Pull out the lines of the material from its first line through the line containing "legend-swatch: [205, 947, 241, 969]", and reproduce them verbatim.

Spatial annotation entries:
(begin)

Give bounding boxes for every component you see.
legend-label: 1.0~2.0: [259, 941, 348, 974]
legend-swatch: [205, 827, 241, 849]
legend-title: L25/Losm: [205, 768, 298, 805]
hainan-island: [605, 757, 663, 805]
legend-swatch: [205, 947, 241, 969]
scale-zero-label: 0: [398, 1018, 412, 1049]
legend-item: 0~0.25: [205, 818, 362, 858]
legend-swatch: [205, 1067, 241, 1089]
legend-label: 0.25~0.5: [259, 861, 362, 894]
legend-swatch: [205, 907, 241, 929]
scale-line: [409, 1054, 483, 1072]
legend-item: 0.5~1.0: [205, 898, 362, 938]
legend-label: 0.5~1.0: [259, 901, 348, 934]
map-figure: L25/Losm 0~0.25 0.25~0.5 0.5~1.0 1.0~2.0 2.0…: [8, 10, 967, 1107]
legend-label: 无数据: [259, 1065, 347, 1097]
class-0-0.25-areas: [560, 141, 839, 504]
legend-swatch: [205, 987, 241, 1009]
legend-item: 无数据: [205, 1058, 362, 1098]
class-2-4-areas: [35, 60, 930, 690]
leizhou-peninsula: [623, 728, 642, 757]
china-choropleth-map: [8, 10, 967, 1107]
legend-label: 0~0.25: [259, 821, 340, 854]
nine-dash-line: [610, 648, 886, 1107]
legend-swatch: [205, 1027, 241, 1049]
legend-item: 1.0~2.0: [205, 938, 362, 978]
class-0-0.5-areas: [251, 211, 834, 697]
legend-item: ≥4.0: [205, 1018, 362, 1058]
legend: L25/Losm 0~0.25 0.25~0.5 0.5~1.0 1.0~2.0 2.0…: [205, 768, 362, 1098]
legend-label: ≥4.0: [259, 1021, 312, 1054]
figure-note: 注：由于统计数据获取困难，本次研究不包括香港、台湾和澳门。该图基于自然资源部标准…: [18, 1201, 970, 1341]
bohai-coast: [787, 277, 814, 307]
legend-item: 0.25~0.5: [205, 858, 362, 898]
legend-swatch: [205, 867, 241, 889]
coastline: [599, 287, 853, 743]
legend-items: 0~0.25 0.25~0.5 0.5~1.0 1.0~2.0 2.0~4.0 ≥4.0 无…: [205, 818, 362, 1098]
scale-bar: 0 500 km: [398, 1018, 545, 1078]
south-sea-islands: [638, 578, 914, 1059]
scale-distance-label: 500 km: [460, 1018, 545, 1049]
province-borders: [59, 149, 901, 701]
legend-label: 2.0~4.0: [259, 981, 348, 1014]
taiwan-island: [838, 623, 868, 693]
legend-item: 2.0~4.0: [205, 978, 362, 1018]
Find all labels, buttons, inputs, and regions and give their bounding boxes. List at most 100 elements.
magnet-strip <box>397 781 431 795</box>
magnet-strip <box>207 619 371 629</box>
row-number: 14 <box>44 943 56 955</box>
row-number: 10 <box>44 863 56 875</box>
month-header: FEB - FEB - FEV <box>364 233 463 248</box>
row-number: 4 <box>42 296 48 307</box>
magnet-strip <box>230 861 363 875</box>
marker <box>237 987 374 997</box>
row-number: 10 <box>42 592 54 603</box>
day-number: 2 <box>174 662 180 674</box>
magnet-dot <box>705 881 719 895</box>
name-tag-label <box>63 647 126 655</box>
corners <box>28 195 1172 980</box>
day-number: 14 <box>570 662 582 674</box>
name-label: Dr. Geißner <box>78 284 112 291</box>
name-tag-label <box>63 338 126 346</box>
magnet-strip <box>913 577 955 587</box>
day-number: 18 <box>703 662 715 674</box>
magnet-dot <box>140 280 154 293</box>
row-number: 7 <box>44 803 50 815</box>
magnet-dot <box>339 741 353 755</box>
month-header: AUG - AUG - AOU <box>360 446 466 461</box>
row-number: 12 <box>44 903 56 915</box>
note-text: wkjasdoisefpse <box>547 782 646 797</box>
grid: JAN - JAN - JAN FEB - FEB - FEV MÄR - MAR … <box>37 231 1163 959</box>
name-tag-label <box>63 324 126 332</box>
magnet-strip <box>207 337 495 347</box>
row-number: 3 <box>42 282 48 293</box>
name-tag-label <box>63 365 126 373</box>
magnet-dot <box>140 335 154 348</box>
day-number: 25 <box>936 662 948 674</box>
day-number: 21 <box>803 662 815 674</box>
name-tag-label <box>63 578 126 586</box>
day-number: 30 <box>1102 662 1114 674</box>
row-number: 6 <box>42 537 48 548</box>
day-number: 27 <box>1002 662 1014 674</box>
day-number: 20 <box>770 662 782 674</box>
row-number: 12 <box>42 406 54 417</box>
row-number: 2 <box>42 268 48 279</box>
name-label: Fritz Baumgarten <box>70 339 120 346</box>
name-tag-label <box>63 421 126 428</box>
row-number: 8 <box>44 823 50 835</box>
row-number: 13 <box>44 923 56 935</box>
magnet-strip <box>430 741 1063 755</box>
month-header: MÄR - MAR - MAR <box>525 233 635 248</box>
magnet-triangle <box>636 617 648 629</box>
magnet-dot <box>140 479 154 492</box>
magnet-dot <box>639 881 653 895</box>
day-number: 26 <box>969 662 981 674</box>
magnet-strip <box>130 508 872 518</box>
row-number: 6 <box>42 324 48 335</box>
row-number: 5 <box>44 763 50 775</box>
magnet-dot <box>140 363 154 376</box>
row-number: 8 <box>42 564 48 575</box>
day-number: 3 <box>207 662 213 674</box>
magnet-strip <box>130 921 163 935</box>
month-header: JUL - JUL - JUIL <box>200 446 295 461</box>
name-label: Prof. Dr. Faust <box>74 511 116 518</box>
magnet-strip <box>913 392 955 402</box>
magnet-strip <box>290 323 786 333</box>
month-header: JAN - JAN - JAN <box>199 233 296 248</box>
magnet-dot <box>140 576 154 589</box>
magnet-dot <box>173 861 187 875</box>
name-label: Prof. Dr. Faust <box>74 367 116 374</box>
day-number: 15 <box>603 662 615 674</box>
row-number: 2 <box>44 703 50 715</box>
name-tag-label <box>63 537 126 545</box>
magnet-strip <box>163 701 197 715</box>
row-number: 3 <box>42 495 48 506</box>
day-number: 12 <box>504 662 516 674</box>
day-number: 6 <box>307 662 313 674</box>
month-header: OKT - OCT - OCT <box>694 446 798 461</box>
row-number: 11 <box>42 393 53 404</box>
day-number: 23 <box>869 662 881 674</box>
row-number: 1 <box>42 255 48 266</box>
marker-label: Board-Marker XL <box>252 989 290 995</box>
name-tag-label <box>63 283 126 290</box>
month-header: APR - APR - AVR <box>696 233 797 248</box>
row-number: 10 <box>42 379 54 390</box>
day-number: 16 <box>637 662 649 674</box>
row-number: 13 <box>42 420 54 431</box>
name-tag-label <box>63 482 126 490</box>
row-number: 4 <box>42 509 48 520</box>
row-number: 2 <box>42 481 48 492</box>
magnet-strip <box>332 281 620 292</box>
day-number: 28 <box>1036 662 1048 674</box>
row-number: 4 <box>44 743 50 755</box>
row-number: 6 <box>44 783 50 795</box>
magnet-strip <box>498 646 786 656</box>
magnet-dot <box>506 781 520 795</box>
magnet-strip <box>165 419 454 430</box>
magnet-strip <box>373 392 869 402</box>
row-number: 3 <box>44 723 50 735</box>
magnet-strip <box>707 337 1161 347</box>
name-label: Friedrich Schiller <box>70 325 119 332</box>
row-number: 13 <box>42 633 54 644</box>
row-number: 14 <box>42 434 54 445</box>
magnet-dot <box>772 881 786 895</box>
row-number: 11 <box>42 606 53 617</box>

(end)

Answer for the task -
Give bounding boxes for every component you see.
legend-label: 1.0~2.0: [259, 941, 348, 974]
legend-swatch: [205, 827, 241, 849]
legend-title: L25/Losm: [205, 768, 298, 805]
hainan-island: [605, 757, 663, 805]
legend-swatch: [205, 947, 241, 969]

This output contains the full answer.